Do this »
Set down the data below without change, skipping the pictures it holds.

Data to use »

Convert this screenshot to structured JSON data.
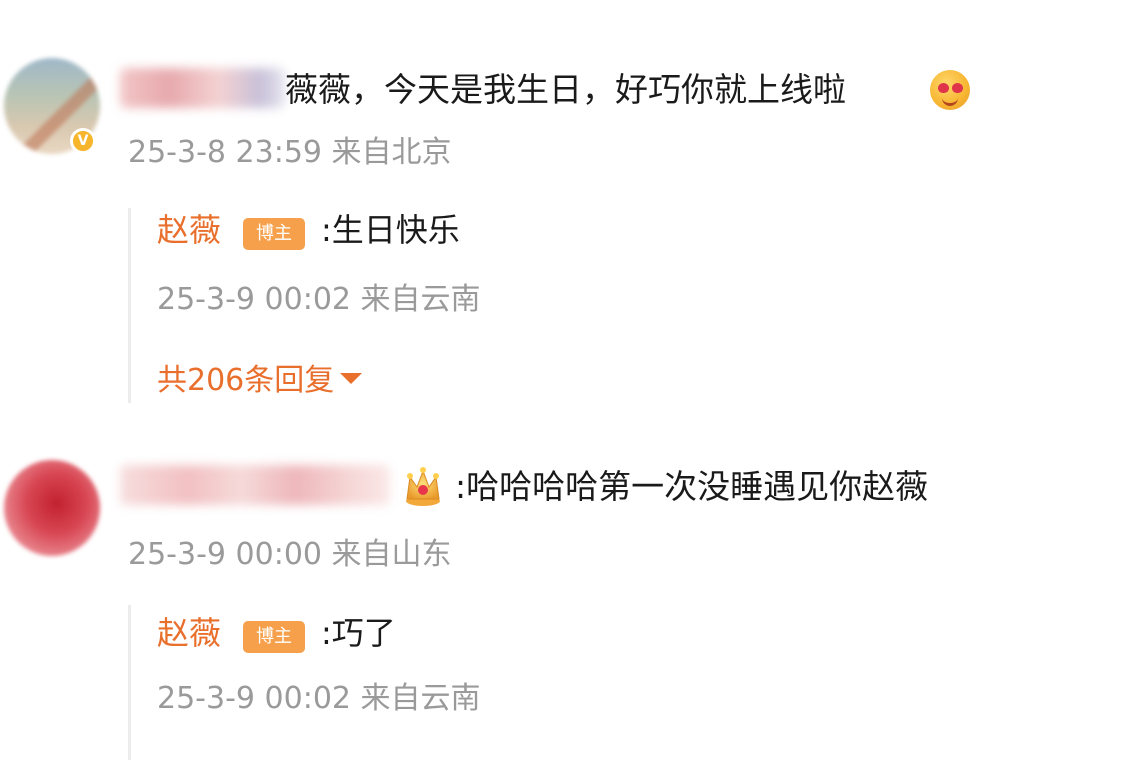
{
  "comments": [
    {
      "text": "薇薇，今天是我生日，好巧你就上线啦",
      "emoji_icon": "heart-eyes-emoji-icon",
      "time": "25-3-8 23:59",
      "location": "来自北京",
      "verified": true,
      "reply": {
        "author": "赵薇",
        "tag": "博主",
        "text": ":生日快乐",
        "time": "25-3-9 00:02",
        "location": "来自云南"
      },
      "more_replies": "共206条回复"
    },
    {
      "badge_icon": "crown-icon",
      "text": ":哈哈哈哈第一次没睡遇见你赵薇",
      "time": "25-3-9 00:00",
      "location": "来自山东",
      "reply": {
        "author": "赵薇",
        "tag": "博主",
        "text": ":巧了",
        "time": "25-3-9 00:02",
        "location": "来自云南"
      }
    }
  ],
  "colors": {
    "accent": "#e96f2c",
    "tag_bg": "#f6a04b",
    "meta": "#9a9a9a",
    "verified_badge": "#f7b52c"
  }
}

Task result »
Convert this screenshot to structured JSON data.
{
  "comments": [
    {
      "text": "薇薇，今天是我生日，好巧你就上线啦",
      "emoji_icon": "heart-eyes-emoji-icon",
      "time": "25-3-8 23:59",
      "location": "来自北京",
      "verified": true,
      "reply": {
        "author": "赵薇",
        "tag": "博主",
        "text": ":生日快乐",
        "time": "25-3-9 00:02",
        "location": "来自云南"
      },
      "more_replies": "共206条回复"
    },
    {
      "badge_icon": "crown-icon",
      "text": ":哈哈哈哈第一次没睡遇见你赵薇",
      "time": "25-3-9 00:00",
      "location": "来自山东",
      "reply": {
        "author": "赵薇",
        "tag": "博主",
        "text": ":巧了",
        "time": "25-3-9 00:02",
        "location": "来自云南"
      }
    }
  ],
  "colors": {
    "accent": "#e96f2c",
    "tag_bg": "#f6a04b",
    "meta": "#9a9a9a",
    "verified_badge": "#f7b52c"
  }
}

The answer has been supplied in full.